— start of RECORDS FOR PROCESSING —

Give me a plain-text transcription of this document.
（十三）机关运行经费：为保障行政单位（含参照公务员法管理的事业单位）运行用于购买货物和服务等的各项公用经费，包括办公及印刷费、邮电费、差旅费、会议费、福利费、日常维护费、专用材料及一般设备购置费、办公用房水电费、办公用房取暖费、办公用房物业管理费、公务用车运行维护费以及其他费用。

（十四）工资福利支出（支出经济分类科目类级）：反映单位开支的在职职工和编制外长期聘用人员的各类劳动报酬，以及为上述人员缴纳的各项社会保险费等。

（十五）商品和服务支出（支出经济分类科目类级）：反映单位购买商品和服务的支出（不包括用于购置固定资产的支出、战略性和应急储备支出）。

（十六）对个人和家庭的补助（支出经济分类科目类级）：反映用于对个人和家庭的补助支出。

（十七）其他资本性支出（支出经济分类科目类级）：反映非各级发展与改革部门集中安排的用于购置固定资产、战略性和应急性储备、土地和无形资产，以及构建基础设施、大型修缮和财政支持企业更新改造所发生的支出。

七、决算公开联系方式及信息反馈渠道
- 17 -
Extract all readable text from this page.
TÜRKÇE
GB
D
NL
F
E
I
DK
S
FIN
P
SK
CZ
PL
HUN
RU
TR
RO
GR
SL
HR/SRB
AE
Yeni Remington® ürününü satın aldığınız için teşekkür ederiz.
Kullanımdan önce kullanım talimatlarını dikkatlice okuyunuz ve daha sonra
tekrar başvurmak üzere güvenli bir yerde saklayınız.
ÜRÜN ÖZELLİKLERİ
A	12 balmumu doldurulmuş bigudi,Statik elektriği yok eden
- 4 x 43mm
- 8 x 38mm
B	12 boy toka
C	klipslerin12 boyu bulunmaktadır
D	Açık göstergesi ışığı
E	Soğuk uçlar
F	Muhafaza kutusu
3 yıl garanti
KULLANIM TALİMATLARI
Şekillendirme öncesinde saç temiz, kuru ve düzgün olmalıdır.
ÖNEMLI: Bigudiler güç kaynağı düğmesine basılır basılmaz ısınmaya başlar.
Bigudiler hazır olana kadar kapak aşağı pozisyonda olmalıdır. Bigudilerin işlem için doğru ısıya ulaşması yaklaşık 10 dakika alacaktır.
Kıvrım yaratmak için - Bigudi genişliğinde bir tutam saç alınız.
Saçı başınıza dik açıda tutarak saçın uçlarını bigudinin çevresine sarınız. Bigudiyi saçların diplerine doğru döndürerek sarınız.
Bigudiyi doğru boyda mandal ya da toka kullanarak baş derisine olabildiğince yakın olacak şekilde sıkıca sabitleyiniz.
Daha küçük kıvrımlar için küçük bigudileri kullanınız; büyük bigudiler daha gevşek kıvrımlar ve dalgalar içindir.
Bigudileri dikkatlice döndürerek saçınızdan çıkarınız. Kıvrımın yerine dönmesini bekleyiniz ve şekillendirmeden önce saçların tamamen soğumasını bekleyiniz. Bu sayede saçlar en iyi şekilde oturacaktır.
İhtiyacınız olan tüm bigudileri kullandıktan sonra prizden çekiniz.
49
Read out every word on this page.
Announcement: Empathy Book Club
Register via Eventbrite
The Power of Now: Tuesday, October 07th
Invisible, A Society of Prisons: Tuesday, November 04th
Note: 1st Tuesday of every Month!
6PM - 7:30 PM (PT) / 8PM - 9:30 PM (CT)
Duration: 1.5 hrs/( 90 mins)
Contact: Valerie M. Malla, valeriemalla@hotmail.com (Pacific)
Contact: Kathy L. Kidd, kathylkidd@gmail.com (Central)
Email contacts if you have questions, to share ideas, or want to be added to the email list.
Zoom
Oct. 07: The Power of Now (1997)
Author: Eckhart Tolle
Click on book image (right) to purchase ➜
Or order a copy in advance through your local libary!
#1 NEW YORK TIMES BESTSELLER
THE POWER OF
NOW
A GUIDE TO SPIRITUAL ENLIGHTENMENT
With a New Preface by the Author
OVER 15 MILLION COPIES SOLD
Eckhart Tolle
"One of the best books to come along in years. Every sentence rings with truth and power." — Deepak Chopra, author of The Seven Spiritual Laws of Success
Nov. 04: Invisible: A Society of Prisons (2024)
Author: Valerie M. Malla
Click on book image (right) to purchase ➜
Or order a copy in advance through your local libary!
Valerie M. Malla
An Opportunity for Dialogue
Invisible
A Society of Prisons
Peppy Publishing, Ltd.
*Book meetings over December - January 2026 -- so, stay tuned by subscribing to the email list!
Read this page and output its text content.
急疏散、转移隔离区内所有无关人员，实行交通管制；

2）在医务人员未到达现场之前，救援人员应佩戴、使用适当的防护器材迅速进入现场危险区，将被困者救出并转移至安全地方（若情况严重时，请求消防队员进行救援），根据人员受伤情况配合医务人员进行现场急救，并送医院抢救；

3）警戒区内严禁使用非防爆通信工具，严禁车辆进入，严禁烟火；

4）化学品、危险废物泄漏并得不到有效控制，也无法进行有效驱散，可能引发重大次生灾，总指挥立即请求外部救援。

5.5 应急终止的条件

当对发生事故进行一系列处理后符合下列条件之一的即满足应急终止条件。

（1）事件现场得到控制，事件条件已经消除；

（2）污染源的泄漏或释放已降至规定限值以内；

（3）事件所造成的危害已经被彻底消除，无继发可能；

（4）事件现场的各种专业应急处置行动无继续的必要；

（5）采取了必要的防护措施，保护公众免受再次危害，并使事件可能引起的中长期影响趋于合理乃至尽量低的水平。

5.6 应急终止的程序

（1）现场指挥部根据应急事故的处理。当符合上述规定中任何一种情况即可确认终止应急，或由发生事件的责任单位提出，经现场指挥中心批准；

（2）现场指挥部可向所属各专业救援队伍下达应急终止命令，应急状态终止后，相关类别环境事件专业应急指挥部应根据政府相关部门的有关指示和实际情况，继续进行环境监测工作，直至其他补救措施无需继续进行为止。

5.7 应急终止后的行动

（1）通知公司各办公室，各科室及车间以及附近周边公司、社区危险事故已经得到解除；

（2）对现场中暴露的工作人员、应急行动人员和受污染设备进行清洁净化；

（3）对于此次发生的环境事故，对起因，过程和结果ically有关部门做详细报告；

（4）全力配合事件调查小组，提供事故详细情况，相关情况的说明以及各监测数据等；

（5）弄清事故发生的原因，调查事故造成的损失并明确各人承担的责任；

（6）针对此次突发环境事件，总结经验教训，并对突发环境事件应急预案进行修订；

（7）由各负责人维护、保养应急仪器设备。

— end of RECORDS FOR PROCESSING —

GOAL:
Copy out the full material exactly as it appears.

THE RESPONSE:
Give me a plain-text transcription of this document.
（十三）机关运行经费：为保障行政单位（含参照公务员法管理的事业单位）运行用于购买货物和服务等的各项公用经费，包括办公及印刷费、邮电费、差旅费、会议费、福利费、日常维护费、专用材料及一般设备购置费、办公用房水电费、办公用房取暖费、办公用房物业管理费、公务用车运行维护费以及其他费用。

（十四）工资福利支出（支出经济分类科目类级）：反映单位开支的在职职工和编制外长期聘用人员的各类劳动报酬，以及为上述人员缴纳的各项社会保险费等。

（十五）商品和服务支出（支出经济分类科目类级）：反映单位购买商品和服务的支出（不包括用于购置固定资产的支出、战略性和应急储备支出）。

（十六）对个人和家庭的补助（支出经济分类科目类级）：反映用于对个人和家庭的补助支出。

（十七）其他资本性支出（支出经济分类科目类级）：反映非各级发展与改革部门集中安排的用于购置固定资产、战略性和应急性储备、土地和无形资产，以及构建基础设施、大型修缮和财政支持企业更新改造所发生的支出。

七、决算公开联系方式及信息反馈渠道
- 17 -
Extract all readable text from this page.
TÜRKÇE
GB
D
NL
F
E
I
DK
S
FIN
P
SK
CZ
PL
HUN
RU
TR
RO
GR
SL
HR/SRB
AE
Yeni Remington® ürününü satın aldığınız için teşekkür ederiz.
Kullanımdan önce kullanım talimatlarını dikkatlice okuyunuz ve daha sonra
tekrar başvurmak üzere güvenli bir yerde saklayınız.
ÜRÜN ÖZELLİKLERİ
A	12 balmumu doldurulmuş bigudi,Statik elektriği yok eden
- 4 x 43mm
- 8 x 38mm
B	12 boy toka
C	klipslerin12 boyu bulunmaktadır
D	Açık göstergesi ışığı
E	Soğuk uçlar
F	Muhafaza kutusu
3 yıl garanti
KULLANIM TALİMATLARI
Şekillendirme öncesinde saç temiz, kuru ve düzgün olmalıdır.
ÖNEMLI: Bigudiler güç kaynağı düğmesine basılır basılmaz ısınmaya başlar.
Bigudiler hazır olana kadar kapak aşağı pozisyonda olmalıdır. Bigudilerin işlem için doğru ısıya ulaşması yaklaşık 10 dakika alacaktır.
Kıvrım yaratmak için - Bigudi genişliğinde bir tutam saç alınız.
Saçı başınıza dik açıda tutarak saçın uçlarını bigudinin çevresine sarınız. Bigudiyi saçların diplerine doğru döndürerek sarınız.
Bigudiyi doğru boyda mandal ya da toka kullanarak baş derisine olabildiğince yakın olacak şekilde sıkıca sabitleyiniz.
Daha küçük kıvrımlar için küçük bigudileri kullanınız; büyük bigudiler daha gevşek kıvrımlar ve dalgalar içindir.
Bigudileri dikkatlice döndürerek saçınızdan çıkarınız. Kıvrımın yerine dönmesini bekleyiniz ve şekillendirmeden önce saçların tamamen soğumasını bekleyiniz. Bu sayede saçlar en iyi şekilde oturacaktır.
İhtiyacınız olan tüm bigudileri kullandıktan sonra prizden çekiniz.
49
Read out every word on this page.
Announcement: Empathy Book Club
Register via Eventbrite
The Power of Now: Tuesday, October 07th
Invisible, A Society of Prisons: Tuesday, November 04th
Note: 1st Tuesday of every Month!
6PM - 7:30 PM (PT) / 8PM - 9:30 PM (CT)
Duration: 1.5 hrs/( 90 mins)
Contact: Valerie M. Malla, valeriemalla@hotmail.com (Pacific)
Contact: Kathy L. Kidd, kathylkidd@gmail.com (Central)
Email contacts if you have questions, to share ideas, or want to be added to the email list.
Zoom
Oct. 07: The Power of Now (1997)
Author: Eckhart Tolle
Click on book image (right) to purchase ➜
Or order a copy in advance through your local libary!
#1 NEW YORK TIMES BESTSELLER
THE POWER OF
NOW
A GUIDE TO SPIRITUAL ENLIGHTENMENT
With a New Preface by the Author
OVER 15 MILLION COPIES SOLD
Eckhart Tolle
"One of the best books to come along in years. Every sentence rings with truth and power." — Deepak Chopra, author of The Seven Spiritual Laws of Success
Nov. 04: Invisible: A Society of Prisons (2024)
Author: Valerie M. Malla
Click on book image (right) to purchase ➜
Or order a copy in advance through your local libary!
Valerie M. Malla
An Opportunity for Dialogue
Invisible
A Society of Prisons
Peppy Publishing, Ltd.
*Book meetings over December - January 2026 -- so, stay tuned by subscribing to the email list!
Read this page and output its text content.
急疏散、转移隔离区内所有无关人员，实行交通管制；

2）在医务人员未到达现场之前，救援人员应佩戴、使用适当的防护器材迅速进入现场危险区，将被困者救出并转移至安全地方（若情况严重时，请求消防队员进行救援），根据人员受伤情况配合医务人员进行现场急救，并送医院抢救；

3）警戒区内严禁使用非防爆通信工具，严禁车辆进入，严禁烟火；

4）化学品、危险废物泄漏并得不到有效控制，也无法进行有效驱散，可能引发重大次生灾，总指挥立即请求外部救援。

5.5 应急终止的条件

当对发生事故进行一系列处理后符合下列条件之一的即满足应急终止条件。

（1）事件现场得到控制，事件条件已经消除；

（2）污染源的泄漏或释放已降至规定限值以内；

（3）事件所造成的危害已经被彻底消除，无继发可能；

（4）事件现场的各种专业应急处置行动无继续的必要；

（5）采取了必要的防护措施，保护公众免受再次危害，并使事件可能引起的中长期影响趋于合理乃至尽量低的水平。

5.6 应急终止的程序

（1）现场指挥部根据应急事故的处理。当符合上述规定中任何一种情况即可确认终止应急，或由发生事件的责任单位提出，经现场指挥中心批准；

（2）现场指挥部可向所属各专业救援队伍下达应急终止命令，应急状态终止后，相关类别环境事件专业应急指挥部应根据政府相关部门的有关指示和实际情况，继续进行环境监测工作，直至其他补救措施无需继续进行为止。

5.7 应急终止后的行动

（1）通知公司各办公室，各科室及车间以及附近周边公司、社区危险事故已经得到解除；

（2）对现场中暴露的工作人员、应急行动人员和受污染设备进行清洁净化；

（3）对于此次发生的环境事故，对起因，过程和结果ically有关部门做详细报告；

（4）全力配合事件调查小组，提供事故详细情况，相关情况的说明以及各监测数据等；

（5）弄清事故发生的原因，调查事故造成的损失并明确各人承担的责任；

（6）针对此次突发环境事件，总结经验教训，并对突发环境事件应急预案进行修订；

（7）由各负责人维护、保养应急仪器设备。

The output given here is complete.